▸ Your task
Print the whole listing exactly.

▸ Data excerpts
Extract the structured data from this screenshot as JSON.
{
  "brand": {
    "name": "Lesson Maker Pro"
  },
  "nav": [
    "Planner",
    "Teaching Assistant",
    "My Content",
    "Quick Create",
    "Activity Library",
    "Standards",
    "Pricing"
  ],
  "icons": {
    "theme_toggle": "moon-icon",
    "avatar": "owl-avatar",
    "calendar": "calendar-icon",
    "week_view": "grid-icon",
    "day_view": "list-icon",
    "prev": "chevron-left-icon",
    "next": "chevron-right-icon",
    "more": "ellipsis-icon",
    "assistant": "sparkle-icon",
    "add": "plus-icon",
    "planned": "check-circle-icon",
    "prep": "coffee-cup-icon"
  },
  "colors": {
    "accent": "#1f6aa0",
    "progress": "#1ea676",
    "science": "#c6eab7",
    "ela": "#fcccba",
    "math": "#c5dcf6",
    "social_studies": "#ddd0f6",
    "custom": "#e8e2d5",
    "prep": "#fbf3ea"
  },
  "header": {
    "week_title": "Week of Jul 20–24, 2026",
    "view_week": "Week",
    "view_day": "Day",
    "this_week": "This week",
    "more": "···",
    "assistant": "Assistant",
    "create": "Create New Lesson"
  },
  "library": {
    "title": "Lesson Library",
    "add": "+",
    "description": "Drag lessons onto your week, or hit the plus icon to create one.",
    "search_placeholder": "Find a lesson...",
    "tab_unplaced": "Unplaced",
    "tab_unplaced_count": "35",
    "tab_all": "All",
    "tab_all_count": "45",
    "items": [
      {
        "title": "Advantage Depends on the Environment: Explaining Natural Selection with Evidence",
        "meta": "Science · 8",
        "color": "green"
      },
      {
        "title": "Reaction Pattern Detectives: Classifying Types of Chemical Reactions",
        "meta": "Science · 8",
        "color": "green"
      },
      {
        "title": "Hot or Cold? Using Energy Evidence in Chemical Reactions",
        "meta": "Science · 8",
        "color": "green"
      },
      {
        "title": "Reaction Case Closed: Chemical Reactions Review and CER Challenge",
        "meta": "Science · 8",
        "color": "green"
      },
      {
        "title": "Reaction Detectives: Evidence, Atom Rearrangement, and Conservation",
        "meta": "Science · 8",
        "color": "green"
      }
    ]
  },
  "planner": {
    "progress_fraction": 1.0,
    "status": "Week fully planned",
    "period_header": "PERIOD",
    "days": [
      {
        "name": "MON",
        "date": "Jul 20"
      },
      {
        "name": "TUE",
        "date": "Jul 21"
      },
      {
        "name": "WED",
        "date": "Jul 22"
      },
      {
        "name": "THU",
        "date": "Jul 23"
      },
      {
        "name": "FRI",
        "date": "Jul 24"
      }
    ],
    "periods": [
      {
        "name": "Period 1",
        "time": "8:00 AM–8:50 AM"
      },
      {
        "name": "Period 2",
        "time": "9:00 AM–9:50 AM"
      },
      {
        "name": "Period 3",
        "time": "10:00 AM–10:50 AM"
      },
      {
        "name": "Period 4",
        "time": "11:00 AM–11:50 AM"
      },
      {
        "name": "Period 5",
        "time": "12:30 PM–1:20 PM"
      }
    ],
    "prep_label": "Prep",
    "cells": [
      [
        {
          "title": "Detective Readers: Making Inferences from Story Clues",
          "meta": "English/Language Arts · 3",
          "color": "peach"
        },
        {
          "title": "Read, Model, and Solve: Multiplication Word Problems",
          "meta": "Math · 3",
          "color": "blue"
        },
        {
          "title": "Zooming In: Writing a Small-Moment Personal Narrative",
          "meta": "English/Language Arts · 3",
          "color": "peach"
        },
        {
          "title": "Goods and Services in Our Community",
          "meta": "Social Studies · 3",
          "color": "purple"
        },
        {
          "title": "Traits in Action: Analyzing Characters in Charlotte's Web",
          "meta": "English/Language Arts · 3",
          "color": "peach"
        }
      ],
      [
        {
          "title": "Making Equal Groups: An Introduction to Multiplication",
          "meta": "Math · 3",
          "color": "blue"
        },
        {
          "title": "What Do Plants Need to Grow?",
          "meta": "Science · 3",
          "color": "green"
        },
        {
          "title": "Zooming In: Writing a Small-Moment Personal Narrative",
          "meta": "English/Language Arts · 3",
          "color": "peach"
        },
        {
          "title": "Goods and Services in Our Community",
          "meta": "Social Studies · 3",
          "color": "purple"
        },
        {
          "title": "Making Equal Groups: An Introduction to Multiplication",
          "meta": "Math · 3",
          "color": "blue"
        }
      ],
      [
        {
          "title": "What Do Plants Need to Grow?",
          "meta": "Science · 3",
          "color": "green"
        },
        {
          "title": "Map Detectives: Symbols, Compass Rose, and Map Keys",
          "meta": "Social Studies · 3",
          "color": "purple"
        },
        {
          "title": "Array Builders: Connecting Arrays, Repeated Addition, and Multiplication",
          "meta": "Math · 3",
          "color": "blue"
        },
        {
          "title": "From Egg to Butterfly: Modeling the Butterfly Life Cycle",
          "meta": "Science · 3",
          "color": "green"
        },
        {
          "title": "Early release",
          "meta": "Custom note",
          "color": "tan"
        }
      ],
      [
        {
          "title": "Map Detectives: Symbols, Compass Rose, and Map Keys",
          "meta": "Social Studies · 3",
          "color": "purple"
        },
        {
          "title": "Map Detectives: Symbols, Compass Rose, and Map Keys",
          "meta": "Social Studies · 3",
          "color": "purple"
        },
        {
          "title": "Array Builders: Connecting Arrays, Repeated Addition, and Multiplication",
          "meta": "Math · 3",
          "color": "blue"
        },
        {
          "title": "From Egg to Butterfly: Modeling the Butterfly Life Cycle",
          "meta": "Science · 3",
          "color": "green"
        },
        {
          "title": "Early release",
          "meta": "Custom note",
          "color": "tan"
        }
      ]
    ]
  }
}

▸ Task answer
Extract the structured data from this screenshot as JSON.
{
  "brand": {
    "name": "Lesson Maker Pro"
  },
  "nav": [
    "Planner",
    "Teaching Assistant",
    "My Content",
    "Quick Create",
    "Activity Library",
    "Standards",
    "Pricing"
  ],
  "icons": {
    "theme_toggle": "moon-icon",
    "avatar": "owl-avatar",
    "calendar": "calendar-icon",
    "week_view": "grid-icon",
    "day_view": "list-icon",
    "prev": "chevron-left-icon",
    "next": "chevron-right-icon",
    "more": "ellipsis-icon",
    "assistant": "sparkle-icon",
    "add": "plus-icon",
    "planned": "check-circle-icon",
    "prep": "coffee-cup-icon"
  },
  "colors": {
    "accent": "#1f6aa0",
    "progress": "#1ea676",
    "science": "#c6eab7",
    "ela": "#fcccba",
    "math": "#c5dcf6",
    "social_studies": "#ddd0f6",
    "custom": "#e8e2d5",
    "prep": "#fbf3ea"
  },
  "header": {
    "week_title": "Week of Jul 20–24, 2026",
    "view_week": "Week",
    "view_day": "Day",
    "this_week": "This week",
    "more": "···",
    "assistant": "Assistant",
    "create": "Create New Lesson"
  },
  "library": {
    "title": "Lesson Library",
    "add": "+",
    "description": "Drag lessons onto your week, or hit the plus icon to create one.",
    "search_placeholder": "Find a lesson...",
    "tab_unplaced": "Unplaced",
    "tab_unplaced_count": "35",
    "tab_all": "All",
    "tab_all_count": "45",
    "items": [
      {
        "title": "Advantage Depends on the Environment: Explaining Natural Selection with Evidence",
        "meta": "Science · 8",
        "color": "green"
      },
      {
        "title": "Reaction Pattern Detectives: Classifying Types of Chemical Reactions",
        "meta": "Science · 8",
        "color": "green"
      },
      {
        "title": "Hot or Cold? Using Energy Evidence in Chemical Reactions",
        "meta": "Science · 8",
        "color": "green"
      },
      {
        "title": "Reaction Case Closed: Chemical Reactions Review and CER Challenge",
        "meta": "Science · 8",
        "color": "green"
      },
      {
        "title": "Reaction Detectives: Evidence, Atom Rearrangement, and Conservation",
        "meta": "Science · 8",
        "color": "green"
      }
    ]
  },
  "planner": {
    "progress_fraction": 1.0,
    "status": "Week fully planned",
    "period_header": "PERIOD",
    "days": [
      {
        "name": "MON",
        "date": "Jul 20"
      },
      {
        "name": "TUE",
        "date": "Jul 21"
      },
      {
        "name": "WED",
        "date": "Jul 22"
      },
      {
        "name": "THU",
        "date": "Jul 23"
      },
      {
        "name": "FRI",
        "date": "Jul 24"
      }
    ],
    "periods": [
      {
        "name": "Period 1",
        "time": "8:00 AM–8:50 AM"
      },
      {
        "name": "Period 2",
        "time": "9:00 AM–9:50 AM"
      },
      {
        "name": "Period 3",
        "time": "10:00 AM–10:50 AM"
      },
      {
        "name": "Period 4",
        "time": "11:00 AM–11:50 AM"
      },
      {
        "name": "Period 5",
        "time": "12:30 PM–1:20 PM"
      }
    ],
    "prep_label": "Prep",
    "cells": [
      [
        {
          "title": "Detective Readers: Making Inferences from Story Clues",
          "meta": "English/Language Arts · 3",
          "color": "peach"
        },
        {
          "title": "Read, Model, and Solve: Multiplication Word Problems",
          "meta": "Math · 3",
          "color": "blue"
        },
        {
          "title": "Zooming In: Writing a Small-Moment Personal Narrative",
          "meta": "English/Language Arts · 3",
          "color": "peach"
        },
        {
          "title": "Goods and Services in Our Community",
          "meta": "Social Studies · 3",
          "color": "purple"
        },
        {
          "title": "Traits in Action: Analyzing Characters in Charlotte's Web",
          "meta": "English/Language Arts · 3",
          "color": "peach"
        }
      ],
      [
        {
          "title": "Making Equal Groups: An Introduction to Multiplication",
          "meta": "Math · 3",
          "color": "blue"
        },
        {
          "title": "What Do Plants Need to Grow?",
          "meta": "Science · 3",
          "color": "green"
        },
        {
          "title": "Zooming In: Writing a Small-Moment Personal Narrative",
          "meta": "English/Language Arts · 3",
          "color": "peach"
        },
        {
          "title": "Goods and Services in Our Community",
          "meta": "Social Studies · 3",
          "color": "purple"
        },
        {
          "title": "Making Equal Groups: An Introduction to Multiplication",
          "meta": "Math · 3",
          "color": "blue"
        }
      ],
      [
        {
          "title": "What Do Plants Need to Grow?",
          "meta": "Science · 3",
          "color": "green"
        },
        {
          "title": "Map Detectives: Symbols, Compass Rose, and Map Keys",
          "meta": "Social Studies · 3",
          "color": "purple"
        },
        {
          "title": "Array Builders: Connecting Arrays, Repeated Addition, and Multiplication",
          "meta": "Math · 3",
          "color": "blue"
        },
        {
          "title": "From Egg to Butterfly: Modeling the Butterfly Life Cycle",
          "meta": "Science · 3",
          "color": "green"
        },
        {
          "title": "Early release",
          "meta": "Custom note",
          "color": "tan"
        }
      ],
      [
        {
          "title": "Map Detectives: Symbols, Compass Rose, and Map Keys",
          "meta": "Social Studies · 3",
          "color": "purple"
        },
        {
          "title": "Map Detectives: Symbols, Compass Rose, and Map Keys",
          "meta": "Social Studies · 3",
          "color": "purple"
        },
        {
          "title": "Array Builders: Connecting Arrays, Repeated Addition, and Multiplication",
          "meta": "Math · 3",
          "color": "blue"
        },
        {
          "title": "From Egg to Butterfly: Modeling the Butterfly Life Cycle",
          "meta": "Science · 3",
          "color": "green"
        },
        {
          "title": "Early release",
          "meta": "Custom note",
          "color": "tan"
        }
      ]
    ]
  }
}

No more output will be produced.